»»

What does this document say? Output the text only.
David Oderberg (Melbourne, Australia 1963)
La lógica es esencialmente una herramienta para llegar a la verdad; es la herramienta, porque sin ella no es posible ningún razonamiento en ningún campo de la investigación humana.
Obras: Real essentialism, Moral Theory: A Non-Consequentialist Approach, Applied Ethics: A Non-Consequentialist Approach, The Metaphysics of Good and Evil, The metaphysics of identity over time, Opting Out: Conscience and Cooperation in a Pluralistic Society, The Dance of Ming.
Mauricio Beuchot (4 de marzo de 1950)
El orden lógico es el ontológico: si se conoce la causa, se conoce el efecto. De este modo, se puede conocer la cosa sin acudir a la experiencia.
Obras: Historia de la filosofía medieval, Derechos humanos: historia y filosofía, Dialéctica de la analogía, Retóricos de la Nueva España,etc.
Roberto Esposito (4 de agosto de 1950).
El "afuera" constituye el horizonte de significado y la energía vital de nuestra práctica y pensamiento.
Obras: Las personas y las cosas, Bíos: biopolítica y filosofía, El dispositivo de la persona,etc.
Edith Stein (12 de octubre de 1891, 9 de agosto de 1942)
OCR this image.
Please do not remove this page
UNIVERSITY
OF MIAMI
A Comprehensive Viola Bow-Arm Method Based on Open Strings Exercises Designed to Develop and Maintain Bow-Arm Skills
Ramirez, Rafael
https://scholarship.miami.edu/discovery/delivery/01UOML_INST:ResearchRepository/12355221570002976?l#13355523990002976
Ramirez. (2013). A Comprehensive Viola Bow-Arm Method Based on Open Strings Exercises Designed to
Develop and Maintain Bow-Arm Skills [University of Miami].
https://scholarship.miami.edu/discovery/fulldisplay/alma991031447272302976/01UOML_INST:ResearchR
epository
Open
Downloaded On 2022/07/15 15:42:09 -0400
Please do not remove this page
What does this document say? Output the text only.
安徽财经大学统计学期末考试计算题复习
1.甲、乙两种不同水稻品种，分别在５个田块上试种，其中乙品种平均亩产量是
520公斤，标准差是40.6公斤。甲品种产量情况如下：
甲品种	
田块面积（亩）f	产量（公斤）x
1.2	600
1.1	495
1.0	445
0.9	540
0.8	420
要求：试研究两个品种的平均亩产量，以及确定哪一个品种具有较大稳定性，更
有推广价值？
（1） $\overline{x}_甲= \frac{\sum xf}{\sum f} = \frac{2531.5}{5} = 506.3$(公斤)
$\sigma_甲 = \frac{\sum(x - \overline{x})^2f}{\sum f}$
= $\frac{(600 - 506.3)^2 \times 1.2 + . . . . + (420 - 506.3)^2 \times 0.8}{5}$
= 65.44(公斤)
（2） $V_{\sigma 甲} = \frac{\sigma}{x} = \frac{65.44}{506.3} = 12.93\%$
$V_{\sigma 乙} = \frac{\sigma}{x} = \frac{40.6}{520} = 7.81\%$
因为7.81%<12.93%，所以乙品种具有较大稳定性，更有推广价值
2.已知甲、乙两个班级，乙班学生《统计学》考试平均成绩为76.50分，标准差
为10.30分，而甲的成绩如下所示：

««

• STATED TASK:
Copy each line of the data above without altering a single character.

• EXERCISE RESULT:
What does this document say? Output the text only.
David Oderberg (Melbourne, Australia 1963)
La lógica es esencialmente una herramienta para llegar a la verdad; es la herramienta, porque sin ella no es posible ningún razonamiento en ningún campo de la investigación humana.
Obras: Real essentialism, Moral Theory: A Non-Consequentialist Approach, Applied Ethics: A Non-Consequentialist Approach, The Metaphysics of Good and Evil, The metaphysics of identity over time, Opting Out: Conscience and Cooperation in a Pluralistic Society, The Dance of Ming.
Mauricio Beuchot (4 de marzo de 1950)
El orden lógico es el ontológico: si se conoce la causa, se conoce el efecto. De este modo, se puede conocer la cosa sin acudir a la experiencia.
Obras: Historia de la filosofía medieval, Derechos humanos: historia y filosofía, Dialéctica de la analogía, Retóricos de la Nueva España,etc.
Roberto Esposito (4 de agosto de 1950).
El "afuera" constituye el horizonte de significado y la energía vital de nuestra práctica y pensamiento.
Obras: Las personas y las cosas, Bíos: biopolítica y filosofía, El dispositivo de la persona,etc.
Edith Stein (12 de octubre de 1891, 9 de agosto de 1942)
OCR this image.
Please do not remove this page
UNIVERSITY
OF MIAMI
A Comprehensive Viola Bow-Arm Method Based on Open Strings Exercises Designed to Develop and Maintain Bow-Arm Skills
Ramirez, Rafael
https://scholarship.miami.edu/discovery/delivery/01UOML_INST:ResearchRepository/12355221570002976?l#13355523990002976
Ramirez. (2013). A Comprehensive Viola Bow-Arm Method Based on Open Strings Exercises Designed to
Develop and Maintain Bow-Arm Skills [University of Miami].
https://scholarship.miami.edu/discovery/fulldisplay/alma991031447272302976/01UOML_INST:ResearchR
epository
Open
Downloaded On 2022/07/15 15:42:09 -0400
Please do not remove this page
What does this document say? Output the text only.
安徽财经大学统计学期末考试计算题复习
1.甲、乙两种不同水稻品种，分别在５个田块上试种，其中乙品种平均亩产量是
520公斤，标准差是40.6公斤。甲品种产量情况如下：
甲品种	
田块面积（亩）f	产量（公斤）x
1.2	600
1.1	495
1.0	445
0.9	540
0.8	420
要求：试研究两个品种的平均亩产量，以及确定哪一个品种具有较大稳定性，更
有推广价值？
（1） $\overline{x}_甲= \frac{\sum xf}{\sum f} = \frac{2531.5}{5} = 506.3$(公斤)
$\sigma_甲 = \frac{\sum(x - \overline{x})^2f}{\sum f}$
= $\frac{(600 - 506.3)^2 \times 1.2 + . . . . + (420 - 506.3)^2 \times 0.8}{5}$
= 65.44(公斤)
（2） $V_{\sigma 甲} = \frac{\sigma}{x} = \frac{65.44}{506.3} = 12.93\%$
$V_{\sigma 乙} = \frac{\sigma}{x} = \frac{40.6}{520} = 7.81\%$
因为7.81%<12.93%，所以乙品种具有较大稳定性，更有推广价值
2.已知甲、乙两个班级，乙班学生《统计学》考试平均成绩为76.50分，标准差
为10.30分，而甲的成绩如下所示：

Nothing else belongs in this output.